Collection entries
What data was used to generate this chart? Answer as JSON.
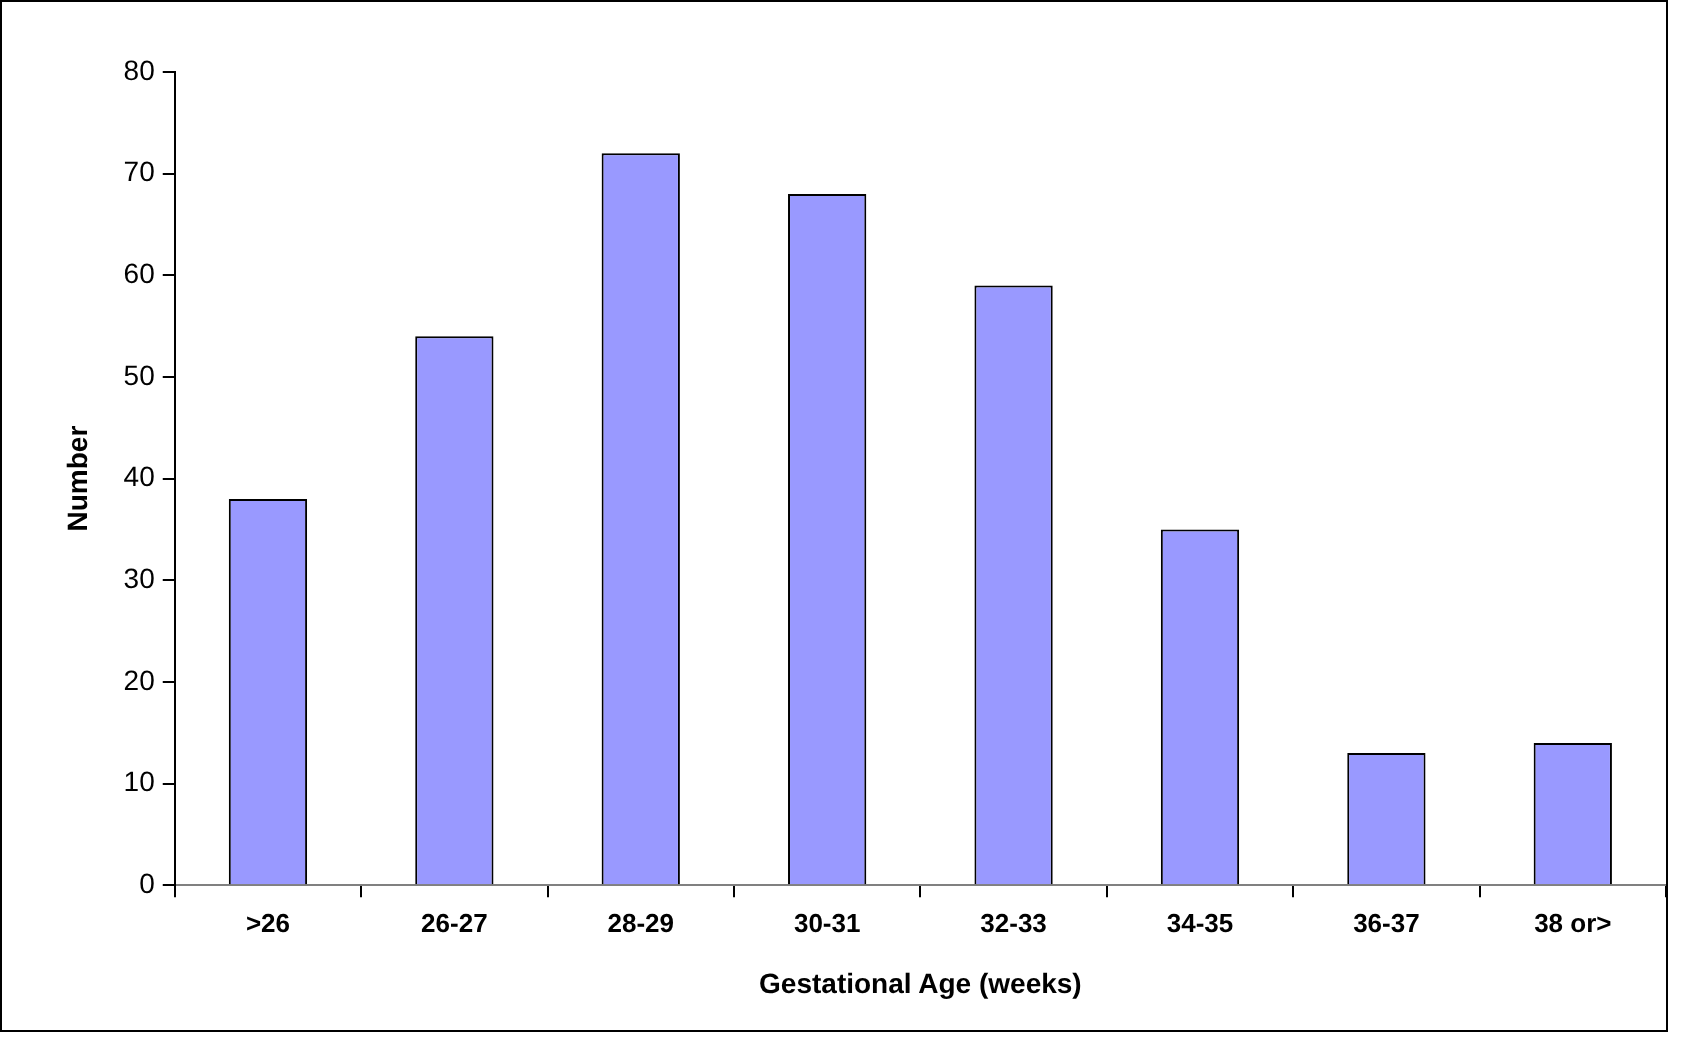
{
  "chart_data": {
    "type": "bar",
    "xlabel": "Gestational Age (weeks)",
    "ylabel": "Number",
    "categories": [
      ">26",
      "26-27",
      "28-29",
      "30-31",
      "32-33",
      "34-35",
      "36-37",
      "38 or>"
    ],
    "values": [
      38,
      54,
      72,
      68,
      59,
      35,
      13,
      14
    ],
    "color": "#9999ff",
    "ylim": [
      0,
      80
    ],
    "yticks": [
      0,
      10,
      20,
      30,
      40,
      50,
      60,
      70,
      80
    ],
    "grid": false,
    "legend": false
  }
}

◆ DESCRIPTION OF THE TASK
Every entry above is to be set down exactly; the pictures are to be left out.

◆ FULL ANSWER
What data was used to generate this chart? Answer as JSON.
{
  "chart_data": {
    "type": "bar",
    "xlabel": "Gestational Age (weeks)",
    "ylabel": "Number",
    "categories": [
      ">26",
      "26-27",
      "28-29",
      "30-31",
      "32-33",
      "34-35",
      "36-37",
      "38 or>"
    ],
    "values": [
      38,
      54,
      72,
      68,
      59,
      35,
      13,
      14
    ],
    "color": "#9999ff",
    "ylim": [
      0,
      80
    ],
    "yticks": [
      0,
      10,
      20,
      30,
      40,
      50,
      60,
      70,
      80
    ],
    "grid": false,
    "legend": false
  }
}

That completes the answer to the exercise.